### WHAT TO WORK ON
Copy each line in the data that includes the word "вакцинации".

### STORED ROWS

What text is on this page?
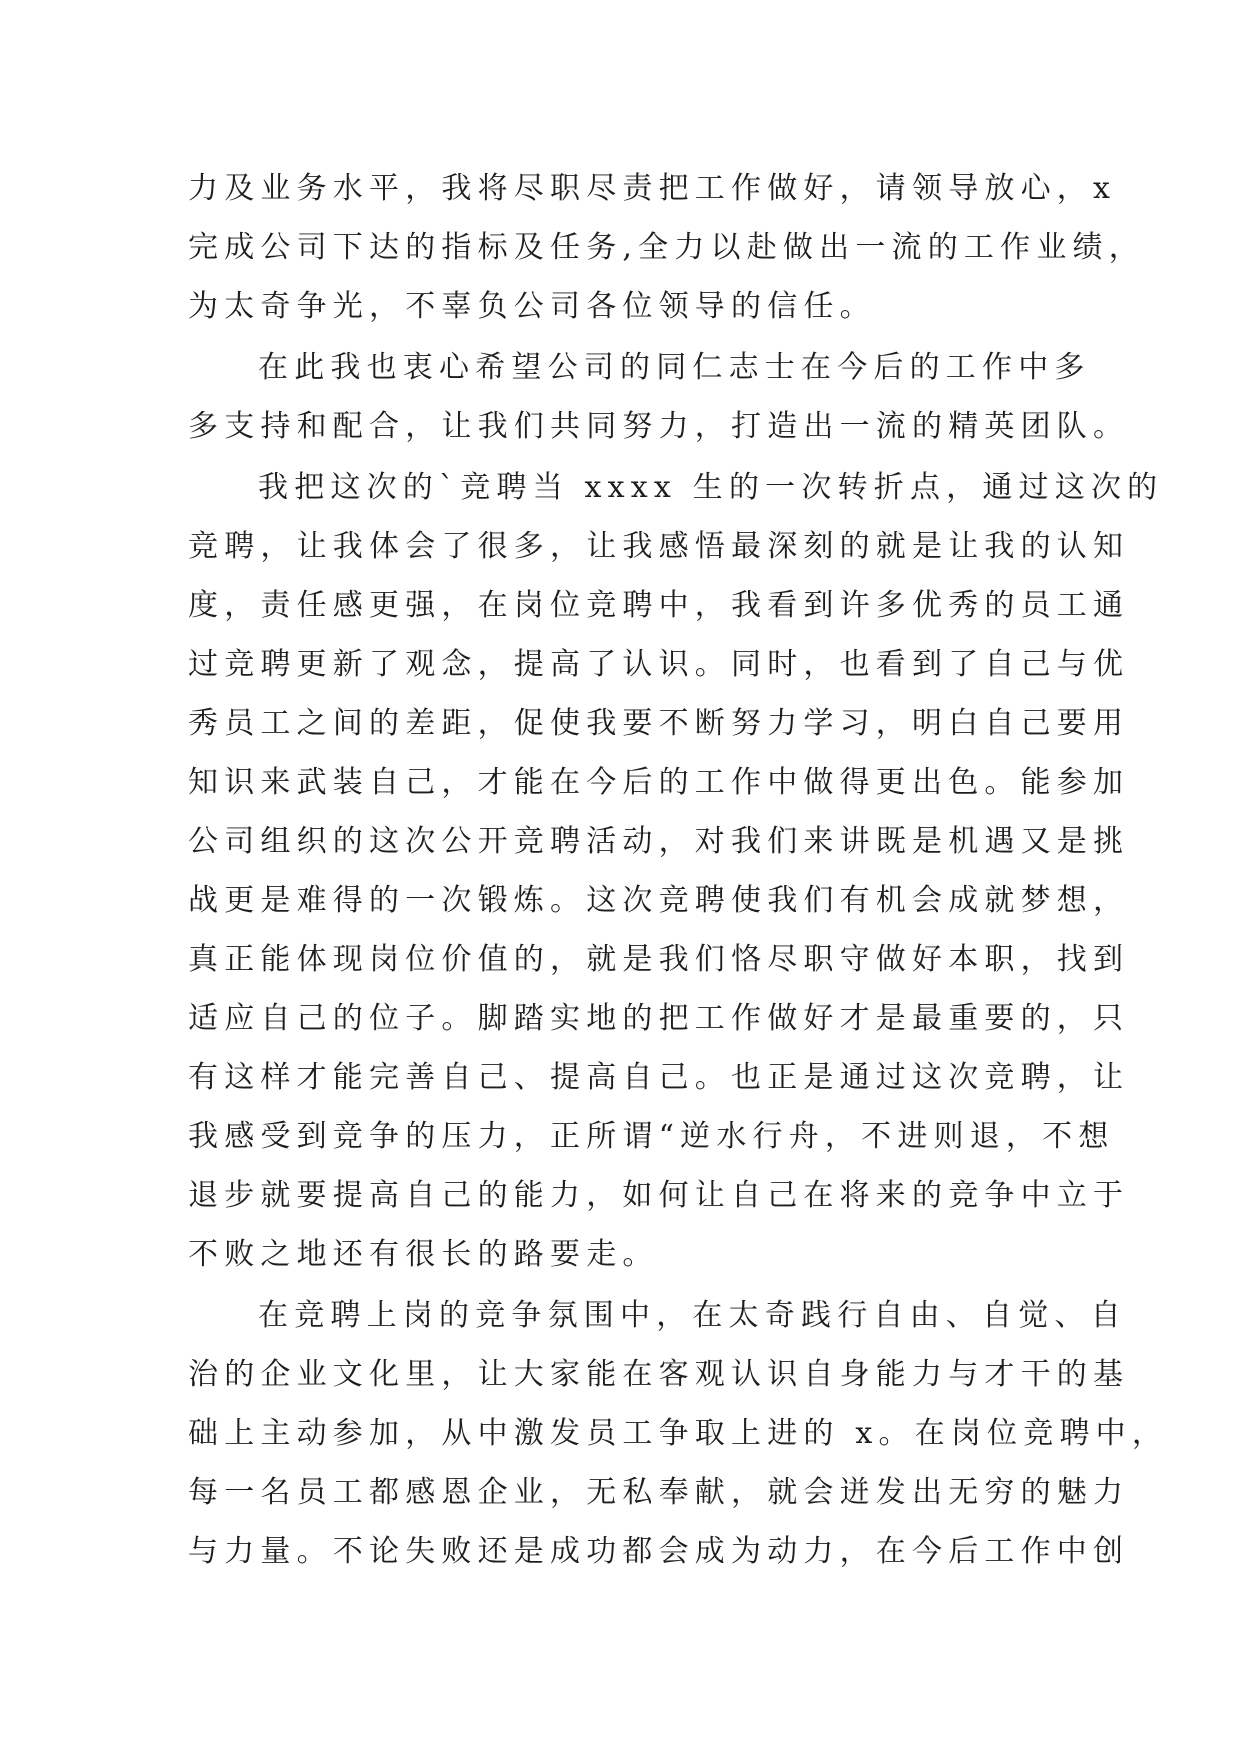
力及业务水平，我将尽职尽责把工作做好，请领导放心，x
完成公司下达的指标及任务,全力以赴做出一流的工作业绩，
为太奇争光，不辜负公司各位领导的信任。
在此我也衷心希望公司的同仁志士在今后的工作中多
多支持和配合，让我们共同努力，打造出一流的精英团队。
我把这次的`竞聘当 xxxx 生的一次转折点，通过这次的
竞聘，让我体会了很多，让我感悟最深刻的就是让我的认知
度，责任感更强，在岗位竞聘中，我看到许多优秀的员工通
过竞聘更新了观念，提高了认识。同时，也看到了自己与优
秀员工之间的差距，促使我要不断努力学习，明白自己要用
知识来武装自己，才能在今后的工作中做得更出色。能参加
公司组织的这次公开竞聘活动，对我们来讲既是机遇又是挑
战更是难得的一次锻炼。这次竞聘使我们有机会成就梦想，
真正能体现岗位价值的，就是我们恪尽职守做好本职，找到
适应自己的位子。脚踏实地的把工作做好才是最重要的，只
有这样才能完善自己、提高自己。也正是通过这次竞聘，让
我感受到竞争的压力，正所谓“逆水行舟，不进则退，不想
退步就要提高自己的能力，如何让自己在将来的竞争中立于
不败之地还有很长的路要走。
在竞聘上岗的竞争氛围中，在太奇践行自由、自觉、自
治的企业文化里，让大家能在客观认识自身能力与才干的基
础上主动参加，从中激发员工争取上进的 x。在岗位竞聘中，
每一名员工都感恩企业，无私奉献，就会迸发出无穷的魅力
与力量。不论失败还是成功都会成为动力，在今后工作中创
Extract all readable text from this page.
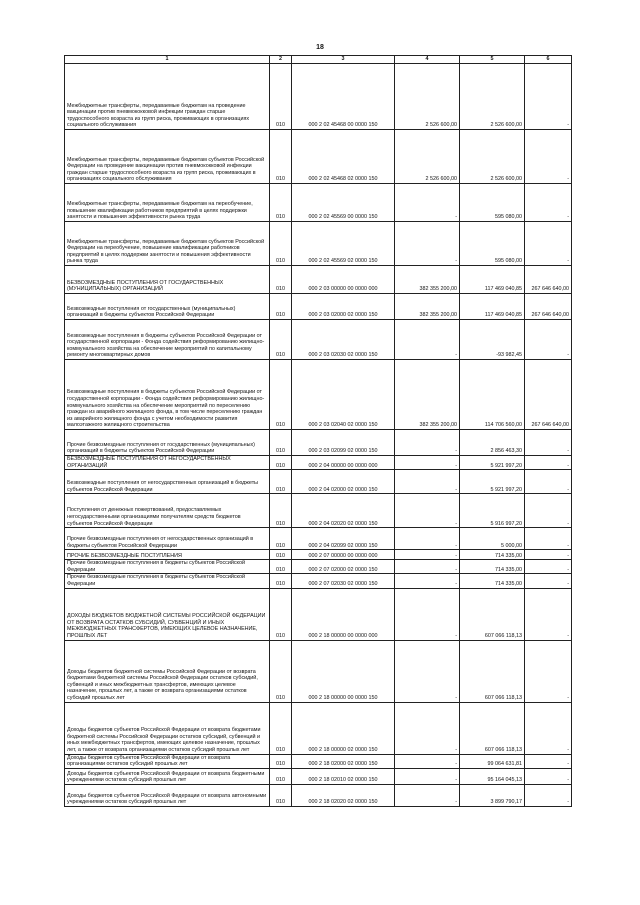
18
1	2	3	4	5	6
Межбюджетные трансферты, передаваемые бюджетам на проведение вакцинации против пневмококковой инфекции граждан старше трудоспособного возраста из групп риска, проживающих в организациях социального обслуживания	010	000 2 02 45468 00 0000 150	2 526 600,00	2 526 600,00	-
Межбюджетные трансферты, передаваемые бюджетам субъектов Российской Федерации на проведение вакцинации против пневмококковой инфекции граждан старше трудоспособного возраста из групп риска, проживающих в организациях социального обслуживания	010	000 2 02 45468 02 0000 150	2 526 600,00	2 526 600,00	-
Межбюджетные трансферты, передаваемые бюджетам на переобучение, повышение квалификации работников предприятий в целях поддержки занятости и повышения эффективности рынка труда	010	000 2 02 45569 00 0000 150	-	595 080,00	-
Межбюджетные трансферты, передаваемые бюджетам субъектов Российской Федерации на переобучение, повышение квалификации работников предприятий в целях поддержки занятости и повышения эффективности рынка труда	010	000 2 02 45569 02 0000 150	-	595 080,00	-
БЕЗВОЗМЕЗДНЫЕ ПОСТУПЛЕНИЯ ОТ ГОСУДАРСТВЕННЫХ (МУНИЦИПАЛЬНЫХ) ОРГАНИЗАЦИЙ	010	000 2 03 00000 00 0000 000	382 355 200,00	117 469 040,85	267 646 640,00
Безвозмездные поступления от государственных (муниципальных) организаций в бюджеты субъектов Российской Федерации	010	000 2 03 02000 02 0000 150	382 355 200,00	117 469 040,85	267 646 640,00
Безвозмездные поступления в бюджеты субъектов Российской Федерации от государственной корпорации - Фонда содействия реформированию жилищно-коммунального хозяйства на обеспечение мероприятий по капитальному ремонту многоквартирных домов	010	000 2 03 02030 02 0000 150	-	-93 982,45	-
Безвозмездные поступления в бюджеты субъектов Российской Федерации от государственной корпорации - Фонда содействия реформированию жилищно-коммунального хозяйства на обеспечение мероприятий по переселению граждан из аварийного жилищного фонда, в том числе переселению граждан из аварийного жилищного фонда с учетом необходимости развития малоэтажного жилищного строительства	010	000 2 03 02040 02 0000 150	382 355 200,00	114 706 560,00	267 646 640,00
Прочие безвозмездные поступления от государственных (муниципальных) организаций в бюджеты субъектов Российской Федерации	010	000 2 03 02099 02 0000 150	-	2 856 463,30	-
БЕЗВОЗМЕЗДНЫЕ ПОСТУПЛЕНИЯ ОТ НЕГОСУДАРСТВЕННЫХ ОРГАНИЗАЦИЙ	010	000 2 04 00000 00 0000 000	-	5 921 997,20	-
Безвозмездные поступления от негосударственных организаций в бюджеты субъектов Российской Федерации	010	000 2 04 02000 02 0000 150	-	5 921 997,20	-
Поступления от денежных пожертвований, предоставляемых негосударственными организациями получателям средств бюджетов субъектов Российской Федерации	010	000 2 04 02020 02 0000 150	-	5 916 997,20	-
Прочие безвозмездные поступления от негосударственных организаций в бюджеты субъектов Российской Федерации	010	000 2 04 02099 02 0000 150	-	5 000,00	-
ПРОЧИЕ БЕЗВОЗМЕЗДНЫЕ ПОСТУПЛЕНИЯ	010	000 2 07 00000 00 0000 000	-	714 335,00	-
Прочие безвозмездные поступления в бюджеты субъектов Российской Федерации	010	000 2 07 02000 02 0000 150	-	714 335,00	-
Прочие безвозмездные поступления в бюджеты субъектов Российской Федерации	010	000 2 07 02030 02 0000 150	-	714 335,00	-
ДОХОДЫ БЮДЖЕТОВ БЮДЖЕТНОЙ СИСТЕМЫ РОССИЙСКОЙ ФЕДЕРАЦИИ ОТ ВОЗВРАТА ОСТАТКОВ СУБСИДИЙ, СУБВЕНЦИЙ И ИНЫХ МЕЖБЮДЖЕТНЫХ ТРАНСФЕРТОВ, ИМЕЮЩИХ ЦЕЛЕВОЕ НАЗНАЧЕНИЕ, ПРОШЛЫХ ЛЕТ	010	000 2 18 00000 00 0000 000	-	607 066 118,13	-
Доходы бюджетов бюджетной системы Российской Федерации от возврата бюджетами бюджетной системы Российской Федерации остатков субсидий, субвенций и иных межбюджетных трансфертов, имеющих целевое назначение, прошлых лет, а также от возврата организациями остатков субсидий прошлых лет	010	000 2 18 00000 00 0000 150	-	607 066 118,13	-
Доходы бюджетов субъектов Российской Федерации от возврата бюджетами бюджетной системы Российской Федерации остатков субсидий, субвенций и иных межбюджетных трансфертов, имеющих целевое назначение, прошлых лет, а также от возврата организациями остатков субсидий прошлых лет	010	000 2 18 00000 02 0000 150	-	607 066 118,13	-
Доходы бюджетов субъектов Российской Федерации от возврата организациями остатков субсидий прошлых лет	010	000 2 18 02000 02 0000 150	-	99 064 631,81	-
Доходы бюджетов субъектов Российской Федерации от возврата бюджетными учреждениями остатков субсидий прошлых лет	010	000 2 18 02010 02 0000 150	-	95 164 045,13	-
Доходы бюджетов субъектов Российской Федерации от возврата автономными учреждениями остатков субсидий прошлых лет	010	000 2 18 02020 02 0000 150	-	3 899 790,17	-
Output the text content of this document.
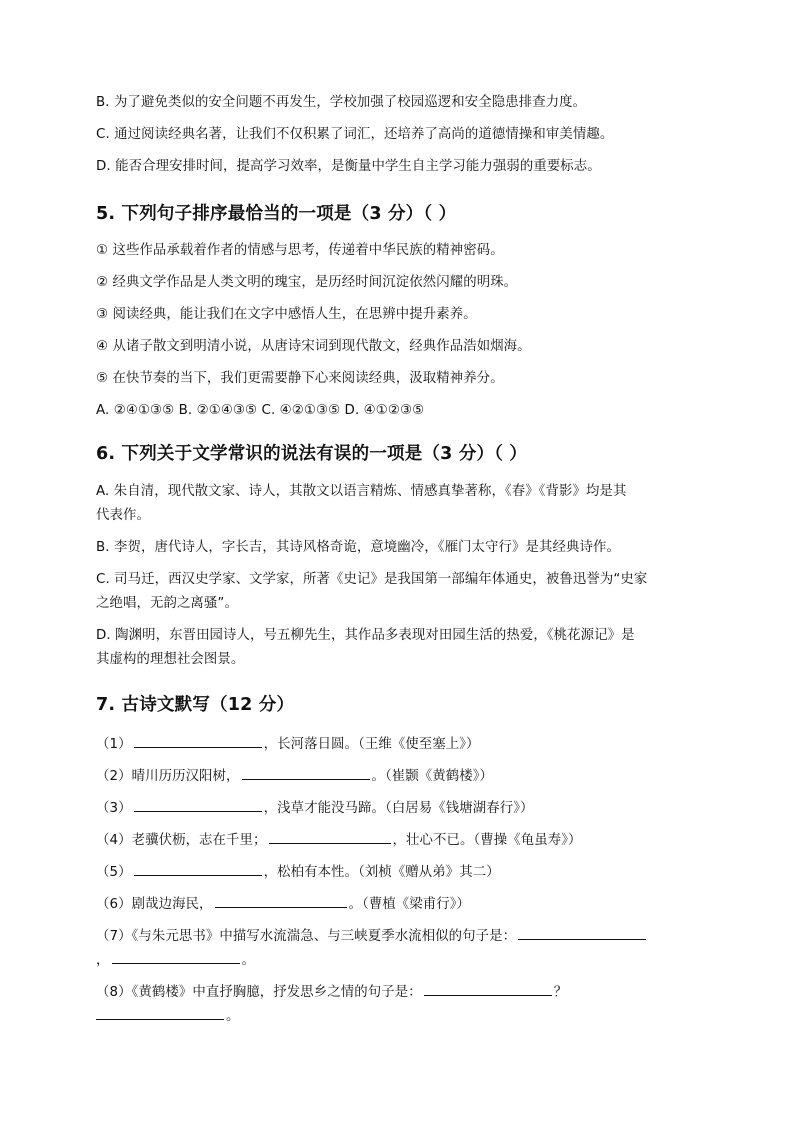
B. 为了避免类似的安全问题不再发生，学校加强了校园巡逻和安全隐患排查力度。
C. 通过阅读经典名著，让我们不仅积累了词汇，还培养了高尚的道德情操和审美情趣。
D. 能否合理安排时间，提高学习效率，是衡量中学生自主学习能力强弱的重要标志。
5. 下列句子排序最恰当的一项是（3 分）（ ）
① 这些作品承载着作者的情感与思考，传递着中华民族的精神密码。
② 经典文学作品是人类文明的瑰宝，是历经时间沉淀依然闪耀的明珠。
③ 阅读经典，能让我们在文字中感悟人生，在思辨中提升素养。
④ 从诸子散文到明清小说，从唐诗宋词到现代散文，经典作品浩如烟海。
⑤ 在快节奏的当下，我们更需要静下心来阅读经典，汲取精神养分。
A. ②④①③⑤ B. ②①④③⑤ C. ④②①③⑤ D. ④①②③⑤
6. 下列关于文学常识的说法有误的一项是（3 分）（ ）
A. 朱自清，现代散文家、诗人，其散文以语言精炼、情感真挚著称，《春》《背影》均是其
代表作。
B. 李贺，唐代诗人，字长吉，其诗风格奇诡，意境幽冷，《雁门太守行》是其经典诗作。
C. 司马迁，西汉史学家、文学家，所著《史记》是我国第一部编年体通史，被鲁迅誉为“史家
之绝唱，无韵之离骚”。
D. 陶渊明，东晋田园诗人，号五柳先生，其作品多表现对田园生活的热爱，《桃花源记》是
其虚构的理想社会图景。
7. 古诗文默写（12 分）
（1）	，长河落日圆。（王维《使至塞上》）
（2）晴川历历汉阳树，	。（崔颢《黄鹤楼》）
（3）	，浅草才能没马蹄。（白居易《钱塘湖春行》）
（4）老骥伏枥，志在千里；	，壮心不已。（曹操《龟虽寿》）
（5）	，松柏有本性。（刘桢《赠从弟》其二）
（6）剧哉边海民，	。（曹植《梁甫行》）
（7）《与朱元思书》中描写水流湍急、与三峡夏季水流相似的句子是：
，	。
（8）《黄鹤楼》中直抒胸臆，抒发思乡之情的句子是：	？
。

### WRITTEN REPLY
Межбюджетные трансферты, передаваемые бюджетам на проведение вакцинации против пневмококковой инфекции граждан старше трудоспособного возраста из групп риска, проживающих в организациях социального обслуживания	010	000 2 02 45468 00 0000 150	2 526 600,00	2 526 600,00	-
Межбюджетные трансферты, передаваемые бюджетам субъектов Российской Федерации на проведение вакцинации против пневмококковой инфекции граждан старше трудоспособного возраста из групп риска, проживающих в организациях социального обслуживания	010	000 2 02 45468 02 0000 150	2 526 600,00	2 526 600,00	-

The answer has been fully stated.